■ **Requirement**:
All of the data must be printed exactly; please include every line.

■ **Data to use**:
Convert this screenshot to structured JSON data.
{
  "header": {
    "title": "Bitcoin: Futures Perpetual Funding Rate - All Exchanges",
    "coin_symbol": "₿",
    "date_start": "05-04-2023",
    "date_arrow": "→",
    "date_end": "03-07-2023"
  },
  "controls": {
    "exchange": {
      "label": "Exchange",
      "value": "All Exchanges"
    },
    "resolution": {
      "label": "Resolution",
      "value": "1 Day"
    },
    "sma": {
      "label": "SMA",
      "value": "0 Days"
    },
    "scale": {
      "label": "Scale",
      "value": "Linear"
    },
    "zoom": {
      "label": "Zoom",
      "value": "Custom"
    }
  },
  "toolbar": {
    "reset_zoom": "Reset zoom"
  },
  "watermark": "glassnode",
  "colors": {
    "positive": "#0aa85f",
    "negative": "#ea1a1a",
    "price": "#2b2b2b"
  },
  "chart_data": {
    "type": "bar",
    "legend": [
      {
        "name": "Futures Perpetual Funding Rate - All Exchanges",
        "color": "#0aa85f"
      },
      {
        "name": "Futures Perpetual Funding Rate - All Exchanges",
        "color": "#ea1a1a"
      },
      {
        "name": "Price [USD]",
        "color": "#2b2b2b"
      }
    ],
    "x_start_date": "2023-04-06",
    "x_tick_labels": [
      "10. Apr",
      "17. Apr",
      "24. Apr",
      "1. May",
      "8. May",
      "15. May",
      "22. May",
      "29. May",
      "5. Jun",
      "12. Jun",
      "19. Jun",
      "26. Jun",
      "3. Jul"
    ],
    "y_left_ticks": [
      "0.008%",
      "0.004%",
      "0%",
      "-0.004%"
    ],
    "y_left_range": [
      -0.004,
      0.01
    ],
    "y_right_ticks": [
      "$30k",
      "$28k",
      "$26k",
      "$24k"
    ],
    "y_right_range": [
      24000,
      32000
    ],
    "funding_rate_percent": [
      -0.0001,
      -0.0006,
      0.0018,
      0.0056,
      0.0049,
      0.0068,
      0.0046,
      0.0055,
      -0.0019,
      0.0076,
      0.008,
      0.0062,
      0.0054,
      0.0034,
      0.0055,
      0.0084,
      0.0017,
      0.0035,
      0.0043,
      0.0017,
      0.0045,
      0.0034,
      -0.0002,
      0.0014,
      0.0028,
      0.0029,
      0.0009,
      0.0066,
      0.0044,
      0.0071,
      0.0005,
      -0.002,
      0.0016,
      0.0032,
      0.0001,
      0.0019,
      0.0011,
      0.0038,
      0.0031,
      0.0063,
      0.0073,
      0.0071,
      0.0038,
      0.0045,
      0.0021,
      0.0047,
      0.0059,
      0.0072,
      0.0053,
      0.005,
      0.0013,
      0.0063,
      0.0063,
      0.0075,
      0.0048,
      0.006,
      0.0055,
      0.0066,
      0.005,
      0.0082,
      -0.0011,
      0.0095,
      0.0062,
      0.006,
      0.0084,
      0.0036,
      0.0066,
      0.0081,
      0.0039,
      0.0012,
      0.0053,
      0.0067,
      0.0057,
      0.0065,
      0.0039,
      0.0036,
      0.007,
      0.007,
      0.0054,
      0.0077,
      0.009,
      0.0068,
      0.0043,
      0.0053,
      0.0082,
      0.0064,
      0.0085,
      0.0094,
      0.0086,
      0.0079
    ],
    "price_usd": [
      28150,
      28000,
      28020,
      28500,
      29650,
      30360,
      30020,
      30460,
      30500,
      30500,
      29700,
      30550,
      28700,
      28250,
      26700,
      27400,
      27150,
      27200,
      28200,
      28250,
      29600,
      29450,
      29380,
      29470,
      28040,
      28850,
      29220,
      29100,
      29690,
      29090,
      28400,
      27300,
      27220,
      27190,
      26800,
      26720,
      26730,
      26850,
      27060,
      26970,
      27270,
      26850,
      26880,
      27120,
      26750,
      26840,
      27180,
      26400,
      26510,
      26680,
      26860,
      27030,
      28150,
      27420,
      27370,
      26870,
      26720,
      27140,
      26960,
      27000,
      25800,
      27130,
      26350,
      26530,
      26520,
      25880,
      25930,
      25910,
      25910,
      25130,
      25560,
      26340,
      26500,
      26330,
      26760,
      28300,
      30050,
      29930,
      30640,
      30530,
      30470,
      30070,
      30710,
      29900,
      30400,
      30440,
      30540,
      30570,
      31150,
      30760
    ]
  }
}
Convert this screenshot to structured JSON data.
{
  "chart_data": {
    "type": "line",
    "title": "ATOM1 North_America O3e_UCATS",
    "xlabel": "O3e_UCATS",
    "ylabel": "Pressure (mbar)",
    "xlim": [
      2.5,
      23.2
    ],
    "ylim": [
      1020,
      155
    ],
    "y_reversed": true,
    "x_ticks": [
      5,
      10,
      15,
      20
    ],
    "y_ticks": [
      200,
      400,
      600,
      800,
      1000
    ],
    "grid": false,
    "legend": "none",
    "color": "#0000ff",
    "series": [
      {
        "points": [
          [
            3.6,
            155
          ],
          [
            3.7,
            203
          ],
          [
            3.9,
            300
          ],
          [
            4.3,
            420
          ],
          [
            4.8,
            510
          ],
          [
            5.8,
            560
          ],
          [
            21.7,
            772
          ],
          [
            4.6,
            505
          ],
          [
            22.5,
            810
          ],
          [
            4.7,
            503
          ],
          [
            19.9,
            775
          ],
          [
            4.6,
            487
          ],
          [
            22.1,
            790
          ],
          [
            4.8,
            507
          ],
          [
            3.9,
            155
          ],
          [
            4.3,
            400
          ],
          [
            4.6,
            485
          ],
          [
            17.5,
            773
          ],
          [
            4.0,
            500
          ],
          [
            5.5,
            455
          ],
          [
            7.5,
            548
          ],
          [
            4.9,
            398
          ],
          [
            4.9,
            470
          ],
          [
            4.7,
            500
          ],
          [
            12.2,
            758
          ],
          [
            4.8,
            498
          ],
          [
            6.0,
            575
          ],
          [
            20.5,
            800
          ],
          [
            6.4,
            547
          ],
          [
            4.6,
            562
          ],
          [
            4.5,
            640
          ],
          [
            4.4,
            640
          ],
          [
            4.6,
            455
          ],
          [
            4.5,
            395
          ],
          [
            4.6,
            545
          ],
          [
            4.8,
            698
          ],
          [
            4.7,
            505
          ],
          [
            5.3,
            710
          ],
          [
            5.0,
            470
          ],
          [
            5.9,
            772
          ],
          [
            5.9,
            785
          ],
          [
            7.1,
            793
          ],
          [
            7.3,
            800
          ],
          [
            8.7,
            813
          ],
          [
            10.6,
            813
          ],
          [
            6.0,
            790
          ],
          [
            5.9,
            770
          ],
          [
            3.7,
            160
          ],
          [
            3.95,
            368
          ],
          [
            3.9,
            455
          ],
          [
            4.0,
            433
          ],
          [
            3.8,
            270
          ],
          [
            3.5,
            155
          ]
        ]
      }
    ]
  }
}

■ **Exercise response**:
Convert this screenshot to structured JSON data.
{
  "header": {
    "title": "Bitcoin: Futures Perpetual Funding Rate - All Exchanges",
    "coin_symbol": "₿",
    "date_start": "05-04-2023",
    "date_arrow": "→",
    "date_end": "03-07-2023"
  },
  "controls": {
    "exchange": {
      "label": "Exchange",
      "value": "All Exchanges"
    },
    "resolution": {
      "label": "Resolution",
      "value": "1 Day"
    },
    "sma": {
      "label": "SMA",
      "value": "0 Days"
    },
    "scale": {
      "label": "Scale",
      "value": "Linear"
    },
    "zoom": {
      "label": "Zoom",
      "value": "Custom"
    }
  },
  "toolbar": {
    "reset_zoom": "Reset zoom"
  },
  "watermark": "glassnode",
  "colors": {
    "positive": "#0aa85f",
    "negative": "#ea1a1a",
    "price": "#2b2b2b"
  },
  "chart_data": {
    "type": "bar",
    "legend": [
      {
        "name": "Futures Perpetual Funding Rate - All Exchanges",
        "color": "#0aa85f"
      },
      {
        "name": "Futures Perpetual Funding Rate - All Exchanges",
        "color": "#ea1a1a"
      },
      {
        "name": "Price [USD]",
        "color": "#2b2b2b"
      }
    ],
    "x_start_date": "2023-04-06",
    "x_tick_labels": [
      "10. Apr",
      "17. Apr",
      "24. Apr",
      "1. May",
      "8. May",
      "15. May",
      "22. May",
      "29. May",
      "5. Jun",
      "12. Jun",
      "19. Jun",
      "26. Jun",
      "3. Jul"
    ],
    "y_left_ticks": [
      "0.008%",
      "0.004%",
      "0%",
      "-0.004%"
    ],
    "y_left_range": [
      -0.004,
      0.01
    ],
    "y_right_ticks": [
      "$30k",
      "$28k",
      "$26k",
      "$24k"
    ],
    "y_right_range": [
      24000,
      32000
    ],
    "funding_rate_percent": [
      -0.0001,
      -0.0006,
      0.0018,
      0.0056,
      0.0049,
      0.0068,
      0.0046,
      0.0055,
      -0.0019,
      0.0076,
      0.008,
      0.0062,
      0.0054,
      0.0034,
      0.0055,
      0.0084,
      0.0017,
      0.0035,
      0.0043,
      0.0017,
      0.0045,
      0.0034,
      -0.0002,
      0.0014,
      0.0028,
      0.0029,
      0.0009,
      0.0066,
      0.0044,
      0.0071,
      0.0005,
      -0.002,
      0.0016,
      0.0032,
      0.0001,
      0.0019,
      0.0011,
      0.0038,
      0.0031,
      0.0063,
      0.0073,
      0.0071,
      0.0038,
      0.0045,
      0.0021,
      0.0047,
      0.0059,
      0.0072,
      0.0053,
      0.005,
      0.0013,
      0.0063,
      0.0063,
      0.0075,
      0.0048,
      0.006,
      0.0055,
      0.0066,
      0.005,
      0.0082,
      -0.0011,
      0.0095,
      0.0062,
      0.006,
      0.0084,
      0.0036,
      0.0066,
      0.0081,
      0.0039,
      0.0012,
      0.0053,
      0.0067,
      0.0057,
      0.0065,
      0.0039,
      0.0036,
      0.007,
      0.007,
      0.0054,
      0.0077,
      0.009,
      0.0068,
      0.0043,
      0.0053,
      0.0082,
      0.0064,
      0.0085,
      0.0094,
      0.0086,
      0.0079
    ],
    "price_usd": [
      28150,
      28000,
      28020,
      28500,
      29650,
      30360,
      30020,
      30460,
      30500,
      30500,
      29700,
      30550,
      28700,
      28250,
      26700,
      27400,
      27150,
      27200,
      28200,
      28250,
      29600,
      29450,
      29380,
      29470,
      28040,
      28850,
      29220,
      29100,
      29690,
      29090,
      28400,
      27300,
      27220,
      27190,
      26800,
      26720,
      26730,
      26850,
      27060,
      26970,
      27270,
      26850,
      26880,
      27120,
      26750,
      26840,
      27180,
      26400,
      26510,
      26680,
      26860,
      27030,
      28150,
      27420,
      27370,
      26870,
      26720,
      27140,
      26960,
      27000,
      25800,
      27130,
      26350,
      26530,
      26520,
      25880,
      25930,
      25910,
      25910,
      25130,
      25560,
      26340,
      26500,
      26330,
      26760,
      28300,
      30050,
      29930,
      30640,
      30530,
      30470,
      30070,
      30710,
      29900,
      30400,
      30440,
      30540,
      30570,
      31150,
      30760
    ]
  }
}
Convert this screenshot to structured JSON data.
{
  "chart_data": {
    "type": "line",
    "title": "ATOM1 North_America O3e_UCATS",
    "xlabel": "O3e_UCATS",
    "ylabel": "Pressure (mbar)",
    "xlim": [
      2.5,
      23.2
    ],
    "ylim": [
      1020,
      155
    ],
    "y_reversed": true,
    "x_ticks": [
      5,
      10,
      15,
      20
    ],
    "y_ticks": [
      200,
      400,
      600,
      800,
      1000
    ],
    "grid": false,
    "legend": "none",
    "color": "#0000ff",
    "series": [
      {
        "points": [
          [
            3.6,
            155
          ],
          [
            3.7,
            203
          ],
          [
            3.9,
            300
          ],
          [
            4.3,
            420
          ],
          [
            4.8,
            510
          ],
          [
            5.8,
            560
          ],
          [
            21.7,
            772
          ],
          [
            4.6,
            505
          ],
          [
            22.5,
            810
          ],
          [
            4.7,
            503
          ],
          [
            19.9,
            775
          ],
          [
            4.6,
            487
          ],
          [
            22.1,
            790
          ],
          [
            4.8,
            507
          ],
          [
            3.9,
            155
          ],
          [
            4.3,
            400
          ],
          [
            4.6,
            485
          ],
          [
            17.5,
            773
          ],
          [
            4.0,
            500
          ],
          [
            5.5,
            455
          ],
          [
            7.5,
            548
          ],
          [
            4.9,
            398
          ],
          [
            4.9,
            470
          ],
          [
            4.7,
            500
          ],
          [
            12.2,
            758
          ],
          [
            4.8,
            498
          ],
          [
            6.0,
            575
          ],
          [
            20.5,
            800
          ],
          [
            6.4,
            547
          ],
          [
            4.6,
            562
          ],
          [
            4.5,
            640
          ],
          [
            4.4,
            640
          ],
          [
            4.6,
            455
          ],
          [
            4.5,
            395
          ],
          [
            4.6,
            545
          ],
          [
            4.8,
            698
          ],
          [
            4.7,
            505
          ],
          [
            5.3,
            710
          ],
          [
            5.0,
            470
          ],
          [
            5.9,
            772
          ],
          [
            5.9,
            785
          ],
          [
            7.1,
            793
          ],
          [
            7.3,
            800
          ],
          [
            8.7,
            813
          ],
          [
            10.6,
            813
          ],
          [
            6.0,
            790
          ],
          [
            5.9,
            770
          ],
          [
            3.7,
            160
          ],
          [
            3.95,
            368
          ],
          [
            3.9,
            455
          ],
          [
            4.0,
            433
          ],
          [
            3.8,
            270
          ],
          [
            3.5,
            155
          ]
        ]
      }
    ]
  }
}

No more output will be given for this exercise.